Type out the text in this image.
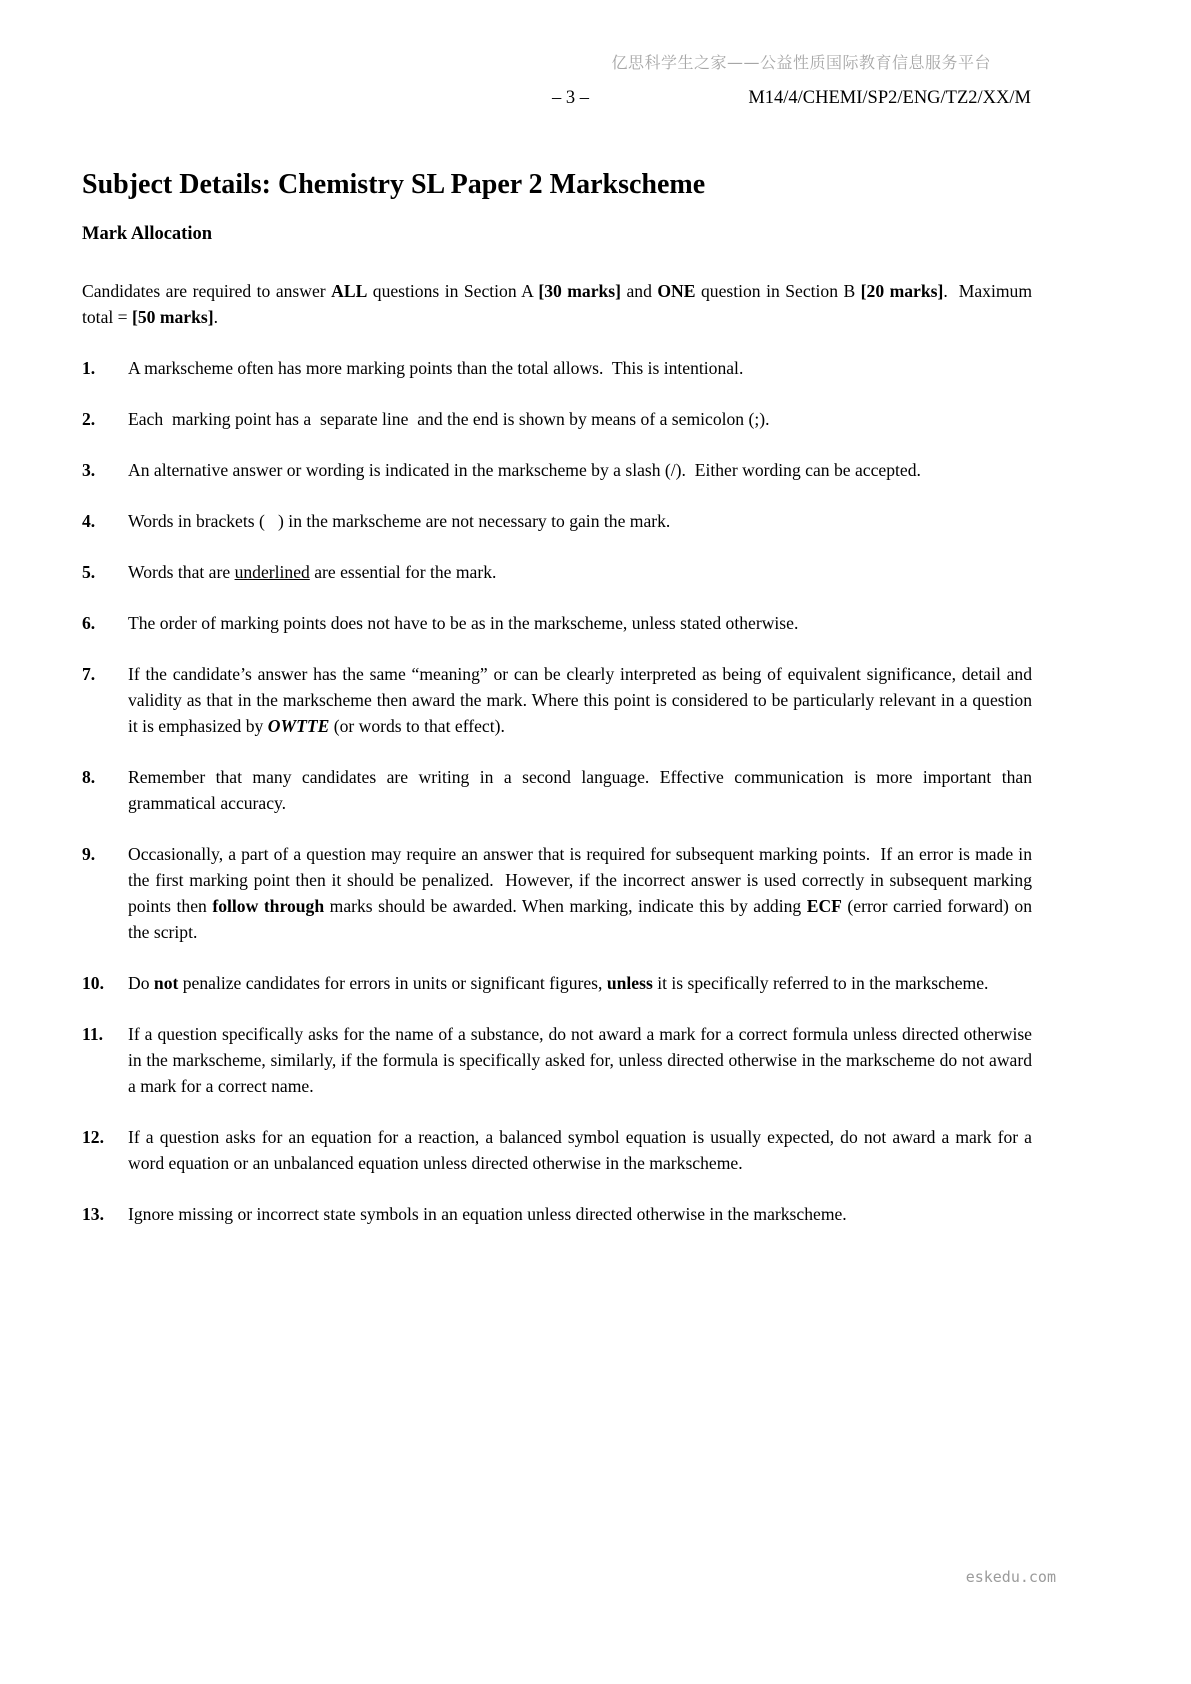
亿思科学生之家——公益性质国际教育信息服务平台
– 3 –	M14/4/CHEMI/SP2/ENG/TZ2/XX/M
Subject Details: Chemistry SL Paper 2 Markscheme
Mark Allocation

Candidates are required to answer ALL questions in Section A [30 marks] and ONE question in Section B [20 marks].  Maximum total = [50 marks].

1. A markscheme often has more marking points than the total allows.  This is intentional.
2. Each  marking point has a  separate line  and the end is shown by means of a semicolon (;).
3. An alternative answer or wording is indicated in the markscheme by a slash (/).  Either wording can be accepted.
4. Words in brackets (   ) in the markscheme are not necessary to gain the mark.
5. Words that are underlined are essential for the mark.
6. The order of marking points does not have to be as in the markscheme, unless stated otherwise.
7. If the candidate’s answer has the same “meaning” or can be clearly interpreted as being of equivalent significance, detail and validity as that in the markscheme then award the mark. Where this point is considered to be particularly relevant in a question it is emphasized by OWTTE (or words to that effect).
8. Remember that many candidates are writing in a second language. Effective communication is more important than grammatical accuracy.
9. Occasionally, a part of a question may require an answer that is required for subsequent marking points.  If an error is made in the first marking point then it should be penalized.  However, if the incorrect answer is used correctly in subsequent marking points then follow through marks should be awarded. When marking, indicate this by adding ECF (error carried forward) on the script.
10. Do not penalize candidates for errors in units or significant figures, unless it is specifically referred to in the markscheme.
11. If a question specifically asks for the name of a substance, do not award a mark for a correct formula unless directed otherwise in the markscheme, similarly, if the formula is specifically asked for, unless directed otherwise in the markscheme do not award a mark for a correct name.
12. If a question asks for an equation for a reaction, a balanced symbol equation is usually expected, do not award a mark for a word equation or an unbalanced equation unless directed otherwise in the markscheme.
13. Ignore missing or incorrect state symbols in an equation unless directed otherwise in the markscheme.
eskedu.com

-- Aim --
Write out the material above once more, exactly as it reads, with no pictures.

-- Response for this exercise --
Type out the text in this image.
亿思科学生之家——公益性质国际教育信息服务平台
– 3 –	M14/4/CHEMI/SP2/ENG/TZ2/XX/M
Subject Details: Chemistry SL Paper 2 Markscheme
Mark Allocation

Candidates are required to answer ALL questions in Section A [30 marks] and ONE question in Section B [20 marks].  Maximum total = [50 marks].

1. A markscheme often has more marking points than the total allows.  This is intentional.
2. Each  marking point has a  separate line  and the end is shown by means of a semicolon (;).
3. An alternative answer or wording is indicated in the markscheme by a slash (/).  Either wording can be accepted.
4. Words in brackets (   ) in the markscheme are not necessary to gain the mark.
5. Words that are underlined are essential for the mark.
6. The order of marking points does not have to be as in the markscheme, unless stated otherwise.
7. If the candidate’s answer has the same “meaning” or can be clearly interpreted as being of equivalent significance, detail and validity as that in the markscheme then award the mark. Where this point is considered to be particularly relevant in a question it is emphasized by OWTTE (or words to that effect).
8. Remember that many candidates are writing in a second language. Effective communication is more important than grammatical accuracy.
9. Occasionally, a part of a question may require an answer that is required for subsequent marking points.  If an error is made in the first marking point then it should be penalized.  However, if the incorrect answer is used correctly in subsequent marking points then follow through marks should be awarded. When marking, indicate this by adding ECF (error carried forward) on the script.
10. Do not penalize candidates for errors in units or significant figures, unless it is specifically referred to in the markscheme.
11. If a question specifically asks for the name of a substance, do not award a mark for a correct formula unless directed otherwise in the markscheme, similarly, if the formula is specifically asked for, unless directed otherwise in the markscheme do not award a mark for a correct name.
12. If a question asks for an equation for a reaction, a balanced symbol equation is usually expected, do not award a mark for a word equation or an unbalanced equation unless directed otherwise in the markscheme.
13. Ignore missing or incorrect state symbols in an equation unless directed otherwise in the markscheme.
eskedu.com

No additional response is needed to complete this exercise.